▶ Instructions for the task: Answer with a single number: the count of lines that include the string "members".

▶ Input data:
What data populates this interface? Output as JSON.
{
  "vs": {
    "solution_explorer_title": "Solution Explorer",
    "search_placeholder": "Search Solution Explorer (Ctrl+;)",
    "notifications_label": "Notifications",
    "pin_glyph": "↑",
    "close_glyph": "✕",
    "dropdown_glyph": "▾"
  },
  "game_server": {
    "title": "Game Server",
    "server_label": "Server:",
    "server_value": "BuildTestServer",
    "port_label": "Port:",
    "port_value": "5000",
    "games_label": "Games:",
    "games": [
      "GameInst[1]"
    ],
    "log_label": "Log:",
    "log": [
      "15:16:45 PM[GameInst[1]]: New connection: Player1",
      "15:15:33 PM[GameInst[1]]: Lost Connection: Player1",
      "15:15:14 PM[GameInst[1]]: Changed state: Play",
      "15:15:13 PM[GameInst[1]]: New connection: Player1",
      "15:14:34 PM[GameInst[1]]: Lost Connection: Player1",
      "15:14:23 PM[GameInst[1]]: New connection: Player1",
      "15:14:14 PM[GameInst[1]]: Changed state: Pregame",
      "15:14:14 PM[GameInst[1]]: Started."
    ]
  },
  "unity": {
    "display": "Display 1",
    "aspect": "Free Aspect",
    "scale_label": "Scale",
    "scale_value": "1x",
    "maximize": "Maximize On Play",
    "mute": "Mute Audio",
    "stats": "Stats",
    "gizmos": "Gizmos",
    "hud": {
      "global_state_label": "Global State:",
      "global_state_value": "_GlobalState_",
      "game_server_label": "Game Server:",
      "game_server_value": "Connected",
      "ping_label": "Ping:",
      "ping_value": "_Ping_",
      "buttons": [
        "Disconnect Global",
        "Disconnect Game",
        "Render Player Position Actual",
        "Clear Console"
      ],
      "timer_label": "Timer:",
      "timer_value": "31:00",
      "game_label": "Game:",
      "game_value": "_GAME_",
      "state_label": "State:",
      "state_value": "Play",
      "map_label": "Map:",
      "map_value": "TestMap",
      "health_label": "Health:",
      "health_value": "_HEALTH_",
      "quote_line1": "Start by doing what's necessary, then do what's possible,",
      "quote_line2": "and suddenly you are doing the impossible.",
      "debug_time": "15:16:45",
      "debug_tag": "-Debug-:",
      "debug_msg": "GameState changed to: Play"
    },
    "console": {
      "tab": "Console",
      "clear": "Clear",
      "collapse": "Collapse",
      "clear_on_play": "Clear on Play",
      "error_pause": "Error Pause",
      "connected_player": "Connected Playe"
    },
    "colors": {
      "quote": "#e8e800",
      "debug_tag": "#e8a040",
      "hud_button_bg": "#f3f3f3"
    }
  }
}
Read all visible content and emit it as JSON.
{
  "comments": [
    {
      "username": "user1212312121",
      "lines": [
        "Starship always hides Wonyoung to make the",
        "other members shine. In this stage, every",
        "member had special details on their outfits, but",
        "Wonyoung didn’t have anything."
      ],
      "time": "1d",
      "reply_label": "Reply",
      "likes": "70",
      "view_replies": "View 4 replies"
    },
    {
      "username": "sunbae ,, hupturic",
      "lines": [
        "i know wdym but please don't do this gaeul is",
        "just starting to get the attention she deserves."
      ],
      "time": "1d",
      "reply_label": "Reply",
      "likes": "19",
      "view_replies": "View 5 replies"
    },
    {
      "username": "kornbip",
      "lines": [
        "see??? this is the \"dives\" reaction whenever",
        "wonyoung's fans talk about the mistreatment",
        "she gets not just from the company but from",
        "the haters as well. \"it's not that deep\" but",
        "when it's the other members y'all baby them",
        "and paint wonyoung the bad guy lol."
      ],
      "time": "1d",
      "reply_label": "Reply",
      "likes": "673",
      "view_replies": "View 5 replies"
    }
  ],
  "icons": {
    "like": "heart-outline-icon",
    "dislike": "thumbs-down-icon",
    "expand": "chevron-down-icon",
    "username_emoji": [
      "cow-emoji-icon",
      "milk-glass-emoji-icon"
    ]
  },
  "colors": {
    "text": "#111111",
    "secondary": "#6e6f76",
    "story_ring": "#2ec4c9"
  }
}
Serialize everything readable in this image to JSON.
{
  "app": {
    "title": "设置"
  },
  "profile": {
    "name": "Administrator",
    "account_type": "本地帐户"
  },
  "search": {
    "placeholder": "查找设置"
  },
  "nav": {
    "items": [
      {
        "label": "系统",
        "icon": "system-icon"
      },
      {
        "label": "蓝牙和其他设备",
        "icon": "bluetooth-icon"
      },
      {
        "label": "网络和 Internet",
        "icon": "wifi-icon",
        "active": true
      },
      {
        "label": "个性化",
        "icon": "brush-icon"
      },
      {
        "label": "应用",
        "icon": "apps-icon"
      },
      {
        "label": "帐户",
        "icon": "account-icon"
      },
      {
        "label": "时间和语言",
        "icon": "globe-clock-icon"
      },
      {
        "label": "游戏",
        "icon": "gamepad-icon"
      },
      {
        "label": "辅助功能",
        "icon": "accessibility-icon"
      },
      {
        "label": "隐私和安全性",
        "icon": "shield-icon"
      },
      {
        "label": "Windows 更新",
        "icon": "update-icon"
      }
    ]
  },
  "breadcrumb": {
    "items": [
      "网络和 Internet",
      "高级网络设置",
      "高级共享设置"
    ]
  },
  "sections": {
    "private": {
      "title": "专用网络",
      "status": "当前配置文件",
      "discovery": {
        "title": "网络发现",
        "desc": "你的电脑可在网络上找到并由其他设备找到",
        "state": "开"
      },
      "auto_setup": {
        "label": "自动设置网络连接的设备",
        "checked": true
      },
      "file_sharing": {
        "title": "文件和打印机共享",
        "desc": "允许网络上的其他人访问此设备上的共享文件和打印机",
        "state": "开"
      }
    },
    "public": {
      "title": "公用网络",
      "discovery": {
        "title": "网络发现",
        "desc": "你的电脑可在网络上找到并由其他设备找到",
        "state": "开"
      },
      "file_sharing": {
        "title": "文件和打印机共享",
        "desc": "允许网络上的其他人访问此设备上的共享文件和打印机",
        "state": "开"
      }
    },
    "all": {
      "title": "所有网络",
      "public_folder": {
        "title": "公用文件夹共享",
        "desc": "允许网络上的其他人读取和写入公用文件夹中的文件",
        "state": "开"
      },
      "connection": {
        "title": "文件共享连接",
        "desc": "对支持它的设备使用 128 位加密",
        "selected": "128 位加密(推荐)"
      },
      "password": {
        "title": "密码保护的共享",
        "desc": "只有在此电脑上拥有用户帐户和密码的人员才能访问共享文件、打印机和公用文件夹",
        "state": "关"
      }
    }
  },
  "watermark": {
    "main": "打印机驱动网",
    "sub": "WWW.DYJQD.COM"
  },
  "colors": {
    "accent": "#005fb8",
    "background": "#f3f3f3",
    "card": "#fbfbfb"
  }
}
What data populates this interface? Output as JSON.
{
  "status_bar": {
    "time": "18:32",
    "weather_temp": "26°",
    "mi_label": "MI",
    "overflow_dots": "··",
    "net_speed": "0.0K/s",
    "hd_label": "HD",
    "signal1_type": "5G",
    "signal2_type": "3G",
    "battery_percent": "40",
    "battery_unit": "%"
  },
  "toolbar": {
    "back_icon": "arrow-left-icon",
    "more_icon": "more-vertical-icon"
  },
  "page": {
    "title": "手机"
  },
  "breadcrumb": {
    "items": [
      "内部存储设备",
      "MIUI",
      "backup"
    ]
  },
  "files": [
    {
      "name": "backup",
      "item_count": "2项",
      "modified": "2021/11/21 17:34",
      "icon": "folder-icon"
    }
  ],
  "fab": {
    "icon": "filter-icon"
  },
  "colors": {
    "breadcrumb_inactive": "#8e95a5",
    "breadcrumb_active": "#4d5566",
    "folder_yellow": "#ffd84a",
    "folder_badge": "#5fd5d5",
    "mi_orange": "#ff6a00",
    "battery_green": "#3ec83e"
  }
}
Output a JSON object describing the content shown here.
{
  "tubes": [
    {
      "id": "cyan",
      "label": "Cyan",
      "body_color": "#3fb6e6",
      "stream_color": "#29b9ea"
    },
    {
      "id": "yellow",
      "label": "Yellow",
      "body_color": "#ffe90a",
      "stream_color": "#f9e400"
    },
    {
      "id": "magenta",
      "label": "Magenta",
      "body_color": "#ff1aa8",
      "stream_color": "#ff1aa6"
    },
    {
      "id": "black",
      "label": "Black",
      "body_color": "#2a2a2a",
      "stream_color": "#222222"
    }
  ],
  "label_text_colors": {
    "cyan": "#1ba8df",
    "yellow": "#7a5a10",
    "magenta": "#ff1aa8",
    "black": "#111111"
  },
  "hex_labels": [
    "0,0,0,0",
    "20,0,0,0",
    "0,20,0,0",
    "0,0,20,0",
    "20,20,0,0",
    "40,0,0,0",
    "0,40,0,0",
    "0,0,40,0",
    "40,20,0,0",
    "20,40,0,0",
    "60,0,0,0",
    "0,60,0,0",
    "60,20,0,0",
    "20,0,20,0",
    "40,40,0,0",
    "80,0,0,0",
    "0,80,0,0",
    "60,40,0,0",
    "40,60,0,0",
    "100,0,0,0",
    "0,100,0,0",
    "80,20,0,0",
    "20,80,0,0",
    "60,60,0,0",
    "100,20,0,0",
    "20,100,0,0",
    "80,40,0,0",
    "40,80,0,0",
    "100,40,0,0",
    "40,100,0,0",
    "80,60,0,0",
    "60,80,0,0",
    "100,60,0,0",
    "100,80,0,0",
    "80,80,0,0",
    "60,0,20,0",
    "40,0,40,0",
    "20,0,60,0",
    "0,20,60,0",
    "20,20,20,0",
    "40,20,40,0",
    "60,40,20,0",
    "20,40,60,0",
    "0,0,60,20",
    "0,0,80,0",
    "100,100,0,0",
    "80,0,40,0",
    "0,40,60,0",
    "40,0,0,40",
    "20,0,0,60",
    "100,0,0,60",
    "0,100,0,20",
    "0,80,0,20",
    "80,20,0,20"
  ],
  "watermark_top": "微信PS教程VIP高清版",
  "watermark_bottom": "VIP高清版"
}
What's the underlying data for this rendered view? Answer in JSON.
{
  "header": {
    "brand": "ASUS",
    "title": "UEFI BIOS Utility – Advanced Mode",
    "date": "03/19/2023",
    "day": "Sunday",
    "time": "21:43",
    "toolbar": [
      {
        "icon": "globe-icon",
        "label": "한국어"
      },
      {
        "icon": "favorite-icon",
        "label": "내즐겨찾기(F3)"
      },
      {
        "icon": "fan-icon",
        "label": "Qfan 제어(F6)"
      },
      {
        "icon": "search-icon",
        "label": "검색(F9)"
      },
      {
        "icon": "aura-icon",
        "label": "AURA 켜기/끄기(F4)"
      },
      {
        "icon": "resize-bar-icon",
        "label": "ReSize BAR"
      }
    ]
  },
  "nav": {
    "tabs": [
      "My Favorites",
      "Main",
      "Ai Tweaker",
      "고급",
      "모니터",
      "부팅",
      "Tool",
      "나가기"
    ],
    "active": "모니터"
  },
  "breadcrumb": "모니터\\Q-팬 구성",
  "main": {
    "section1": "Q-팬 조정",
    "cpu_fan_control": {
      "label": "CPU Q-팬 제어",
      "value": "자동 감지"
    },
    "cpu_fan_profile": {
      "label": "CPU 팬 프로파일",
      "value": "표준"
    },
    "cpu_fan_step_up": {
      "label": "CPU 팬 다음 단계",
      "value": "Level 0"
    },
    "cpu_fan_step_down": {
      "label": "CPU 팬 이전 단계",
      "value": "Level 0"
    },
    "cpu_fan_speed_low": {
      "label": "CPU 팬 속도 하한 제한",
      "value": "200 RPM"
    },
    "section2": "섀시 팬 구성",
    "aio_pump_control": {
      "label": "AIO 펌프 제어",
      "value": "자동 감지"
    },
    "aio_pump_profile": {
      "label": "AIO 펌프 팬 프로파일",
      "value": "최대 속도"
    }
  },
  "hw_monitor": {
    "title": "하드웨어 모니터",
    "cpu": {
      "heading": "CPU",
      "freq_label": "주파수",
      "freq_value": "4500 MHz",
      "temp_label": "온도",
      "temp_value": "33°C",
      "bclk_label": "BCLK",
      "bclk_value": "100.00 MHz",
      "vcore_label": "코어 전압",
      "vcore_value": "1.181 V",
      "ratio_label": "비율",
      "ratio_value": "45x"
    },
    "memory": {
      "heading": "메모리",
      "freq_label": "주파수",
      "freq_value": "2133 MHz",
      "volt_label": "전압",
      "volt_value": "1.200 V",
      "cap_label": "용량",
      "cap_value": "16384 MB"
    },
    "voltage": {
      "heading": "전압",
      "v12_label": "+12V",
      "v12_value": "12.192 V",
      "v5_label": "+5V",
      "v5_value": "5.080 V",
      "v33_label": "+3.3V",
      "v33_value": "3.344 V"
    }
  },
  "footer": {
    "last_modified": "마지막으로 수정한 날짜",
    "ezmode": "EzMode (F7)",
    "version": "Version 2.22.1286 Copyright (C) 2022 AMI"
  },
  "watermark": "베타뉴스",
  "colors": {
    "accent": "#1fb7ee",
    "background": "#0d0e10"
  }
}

▶ Exercise output: 2